[START PROVIDED ENTRIES]

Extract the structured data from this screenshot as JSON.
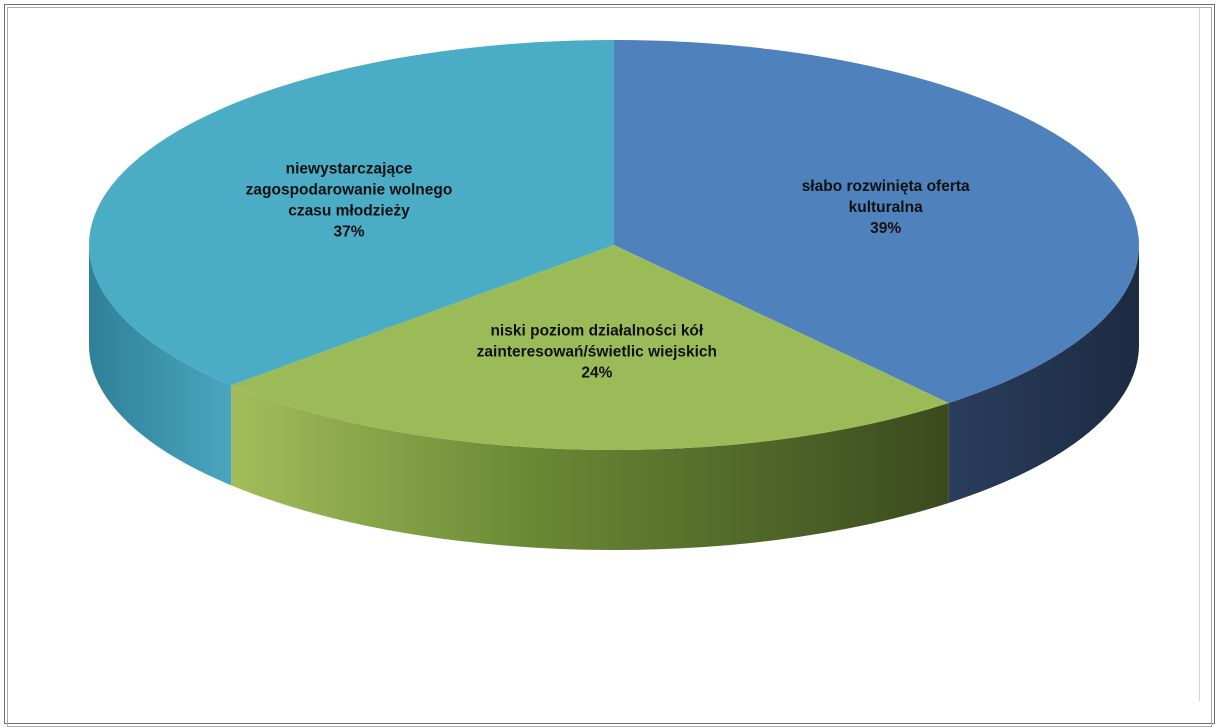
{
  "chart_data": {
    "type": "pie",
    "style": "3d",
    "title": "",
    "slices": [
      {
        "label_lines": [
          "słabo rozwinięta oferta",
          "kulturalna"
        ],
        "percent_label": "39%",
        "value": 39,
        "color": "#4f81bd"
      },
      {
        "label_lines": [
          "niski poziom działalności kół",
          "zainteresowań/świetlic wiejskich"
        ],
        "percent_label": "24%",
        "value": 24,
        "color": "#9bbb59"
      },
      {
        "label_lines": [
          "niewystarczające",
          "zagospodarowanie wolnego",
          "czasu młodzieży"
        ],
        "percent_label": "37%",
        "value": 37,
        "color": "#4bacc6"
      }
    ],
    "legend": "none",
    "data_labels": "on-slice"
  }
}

[END PROVIDED ENTRIES]
[START PROVIDED ENTRIES]

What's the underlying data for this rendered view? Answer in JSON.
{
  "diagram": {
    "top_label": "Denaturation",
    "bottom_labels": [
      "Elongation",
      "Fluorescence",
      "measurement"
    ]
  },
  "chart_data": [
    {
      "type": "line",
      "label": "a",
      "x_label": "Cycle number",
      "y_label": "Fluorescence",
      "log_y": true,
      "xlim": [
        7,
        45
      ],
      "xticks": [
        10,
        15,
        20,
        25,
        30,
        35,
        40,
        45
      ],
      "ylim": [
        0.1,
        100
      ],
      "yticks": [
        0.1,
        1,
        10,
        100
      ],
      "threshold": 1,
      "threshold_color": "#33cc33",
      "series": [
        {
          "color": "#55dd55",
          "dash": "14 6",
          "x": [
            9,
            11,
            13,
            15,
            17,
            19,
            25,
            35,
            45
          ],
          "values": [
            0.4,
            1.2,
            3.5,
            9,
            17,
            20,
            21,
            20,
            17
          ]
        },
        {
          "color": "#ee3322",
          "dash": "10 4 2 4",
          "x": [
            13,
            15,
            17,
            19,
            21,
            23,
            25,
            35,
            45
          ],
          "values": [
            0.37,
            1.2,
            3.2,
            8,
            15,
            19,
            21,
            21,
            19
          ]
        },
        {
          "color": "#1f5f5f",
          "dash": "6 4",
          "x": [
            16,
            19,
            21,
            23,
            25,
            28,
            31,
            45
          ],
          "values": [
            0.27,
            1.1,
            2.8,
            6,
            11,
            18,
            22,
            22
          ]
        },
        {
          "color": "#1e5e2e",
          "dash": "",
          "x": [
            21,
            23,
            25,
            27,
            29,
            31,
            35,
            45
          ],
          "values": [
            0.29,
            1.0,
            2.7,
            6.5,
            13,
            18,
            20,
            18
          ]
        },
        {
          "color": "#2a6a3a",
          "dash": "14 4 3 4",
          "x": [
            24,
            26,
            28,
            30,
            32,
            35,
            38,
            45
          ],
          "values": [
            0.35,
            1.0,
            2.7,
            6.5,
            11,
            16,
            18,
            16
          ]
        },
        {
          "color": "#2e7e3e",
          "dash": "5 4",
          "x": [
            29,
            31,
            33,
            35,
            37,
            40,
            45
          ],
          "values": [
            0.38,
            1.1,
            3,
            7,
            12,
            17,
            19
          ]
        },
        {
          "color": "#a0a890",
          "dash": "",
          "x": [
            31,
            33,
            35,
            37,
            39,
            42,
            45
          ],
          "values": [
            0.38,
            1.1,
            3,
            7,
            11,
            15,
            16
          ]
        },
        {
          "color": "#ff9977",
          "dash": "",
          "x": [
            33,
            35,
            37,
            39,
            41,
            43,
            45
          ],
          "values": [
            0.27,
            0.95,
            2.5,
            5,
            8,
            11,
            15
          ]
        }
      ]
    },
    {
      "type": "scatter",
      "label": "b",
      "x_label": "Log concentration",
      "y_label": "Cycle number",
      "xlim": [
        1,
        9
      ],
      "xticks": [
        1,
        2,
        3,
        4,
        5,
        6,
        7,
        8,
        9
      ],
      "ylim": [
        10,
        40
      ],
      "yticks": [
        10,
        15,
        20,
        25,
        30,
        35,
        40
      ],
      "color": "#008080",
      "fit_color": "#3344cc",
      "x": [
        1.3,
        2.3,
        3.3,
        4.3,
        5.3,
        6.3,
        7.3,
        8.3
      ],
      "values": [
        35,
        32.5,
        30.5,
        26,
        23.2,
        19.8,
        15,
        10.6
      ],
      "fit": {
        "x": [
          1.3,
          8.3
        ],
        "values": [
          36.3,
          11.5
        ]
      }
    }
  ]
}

[END PROVIDED ENTRIES]
[START PROVIDED ENTRIES]

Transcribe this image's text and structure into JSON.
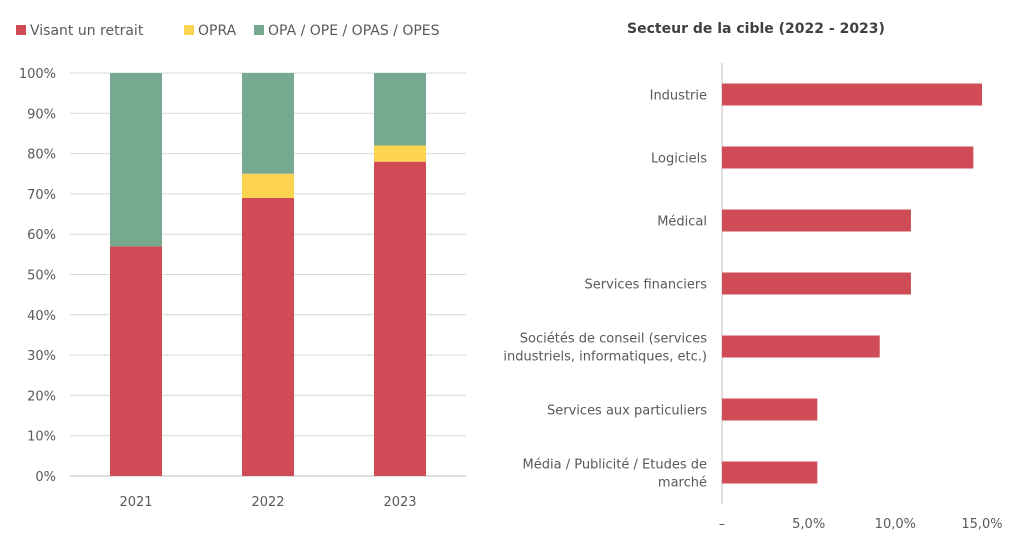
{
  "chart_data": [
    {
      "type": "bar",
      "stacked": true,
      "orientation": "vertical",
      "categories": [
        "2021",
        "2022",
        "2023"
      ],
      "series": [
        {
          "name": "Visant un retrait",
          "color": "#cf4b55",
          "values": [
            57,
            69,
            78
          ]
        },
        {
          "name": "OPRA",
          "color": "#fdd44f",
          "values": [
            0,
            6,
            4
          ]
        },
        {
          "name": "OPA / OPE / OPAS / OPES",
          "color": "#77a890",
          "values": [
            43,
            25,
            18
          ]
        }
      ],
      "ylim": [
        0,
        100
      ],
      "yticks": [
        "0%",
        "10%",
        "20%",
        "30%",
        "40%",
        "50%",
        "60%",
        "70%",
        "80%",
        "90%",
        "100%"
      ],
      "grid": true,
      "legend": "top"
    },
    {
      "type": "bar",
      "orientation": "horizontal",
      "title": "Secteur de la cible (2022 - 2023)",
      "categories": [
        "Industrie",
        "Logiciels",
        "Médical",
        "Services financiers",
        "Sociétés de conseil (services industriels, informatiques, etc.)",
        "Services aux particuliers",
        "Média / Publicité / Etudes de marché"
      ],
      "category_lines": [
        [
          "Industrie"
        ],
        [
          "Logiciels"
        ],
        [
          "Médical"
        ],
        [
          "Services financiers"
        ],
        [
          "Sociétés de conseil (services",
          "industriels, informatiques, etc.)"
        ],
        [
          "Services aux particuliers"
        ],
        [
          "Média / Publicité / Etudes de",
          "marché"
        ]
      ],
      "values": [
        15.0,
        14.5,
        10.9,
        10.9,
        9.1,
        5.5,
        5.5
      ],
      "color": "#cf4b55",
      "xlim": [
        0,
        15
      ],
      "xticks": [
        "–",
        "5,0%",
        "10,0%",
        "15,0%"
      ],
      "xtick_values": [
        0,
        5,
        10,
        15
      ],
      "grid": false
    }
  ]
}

[END PROVIDED ENTRIES]

• **STATED PROBLEM**
For each line of the entries that includes "orientation", show that line.

• **PROBLEM SOLUTION**
      "orientation": "vertical",
      "orientation": "horizontal",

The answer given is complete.